* _WORK TO COMPLETE_:
Answer these questions from the AXI4 burst text:
(a) What can happen if the latency figure is set too low?
(b) What does max_read_burst_length specify?
(c) With the latency of 100 given, how many clock cycles before the design is ready to access the AXI4 bus does Vitis HLS seek to schedule the burst request?

━━━ EXCERPTED TEXT ━━━

Controlling AXI4 Burst Behavior

An optimal AXI4 interface is one in which the design never stalls while waiting to access the bus, and after bus access is granted, the bus never stalls while waiting for the design to read/write. To create the optimal AXI4 interface, the following options are provided in the INTERFACE pragma or directive to specify the behavior of the bursts and optimize the efficiency of the AXI4 interface. Refer to Optimizing Burst Transfers for more information on burst transfers.

Some of these options use internal storage to buffer data and may have an impact on area and resources:

  • latency: Specifies the expected latency of the AXI4 interface, allowing the design to initiate a bus request a number of cycles (latency) before the read or write is expected. If this figure is too low, the design will be ready too soon and may stall waiting for the bus. If this figure is too high, bus access may be granted but the bus may stall waiting on the design to start the access.
  • max_read_burst_length: Specifies the maximum number of data values read during a burst transfer.
  • num_read_outstanding: Specifies how many read requests can be made to the AXI4 bus, without a response, before the design stalls. This implies internal storage in the design, a FIFO of size: num_read_outstanding*max_read_burst_length*word_size.
  • max_write_burst_length: Specifies the maximum number of data values written during a burst transfer.
  • num_write_outstanding: Specifies how many write requests can be made to the AXI4 bus, without a response, before the design stalls. This implies internal storage in the design, a FIFO of size: num_read_outstanding*max_read_burst_length*word_size

The following example can be used to help explain these options:

 #pragma HLS interface m_axi port=input offset=slave bundle=gmem0 
depth=1024*1024*16/(512/8) 
 latency=100 
 num_read_outstanding=32 
 num_write_outstanding=32 
 max_read_burst_length=16
 max_write_burst_length=16 

The interface is specified as having a latency of 100. Vitis HLS seeks to schedule the request for burst access 100 clock cycles before the design is ready to access the AXI4 bus. To further improve bus efficiency, the options num_write_outstanding and num_read_outstanding ensure the design contains enough buffering to store up to 32 read and write accesses. This allows the design to continue processing until the bus requests are serviced. Finally, the options max_read_burst_length and max_write_burst_length ensure the maximum burst size is 16 and that the AXI4 interface does not hold the bus for longer than this.

━━━ MATERIAL ━━━

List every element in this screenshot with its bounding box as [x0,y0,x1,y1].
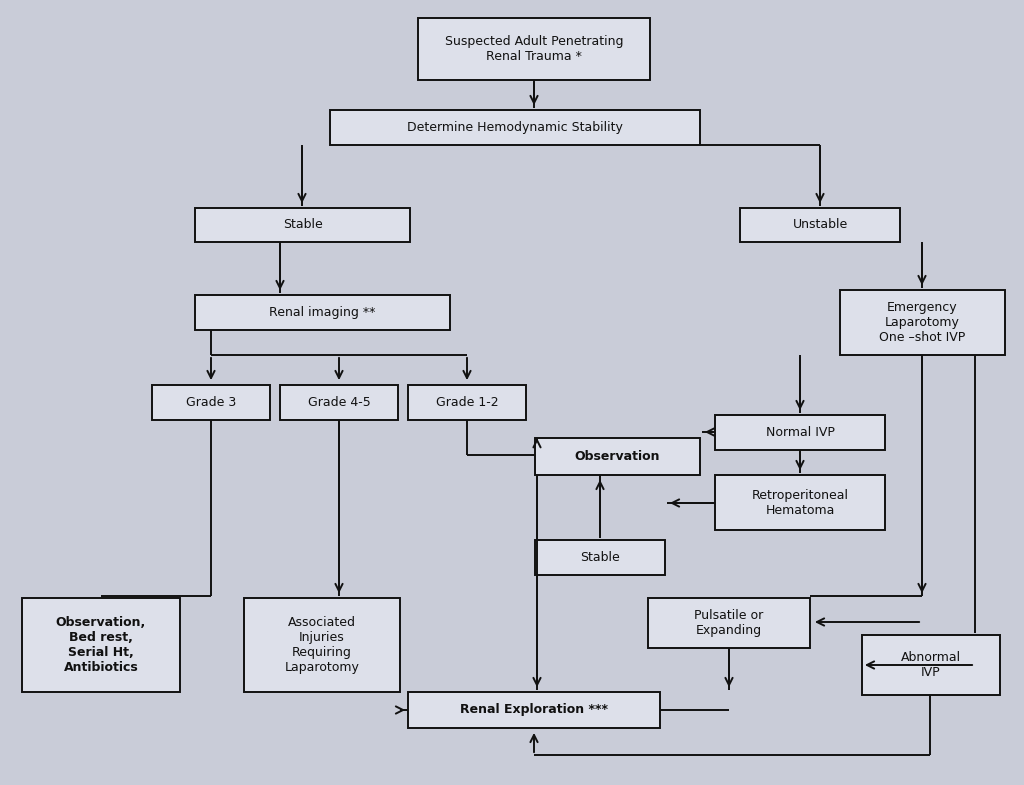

━━━

* _FINAL ANSWER_:
(a) The design will be ready too soon and may stall waiting for the bus.
(b) The maximum number of data values read during a burst transfer.
(c) 100 clock cycles.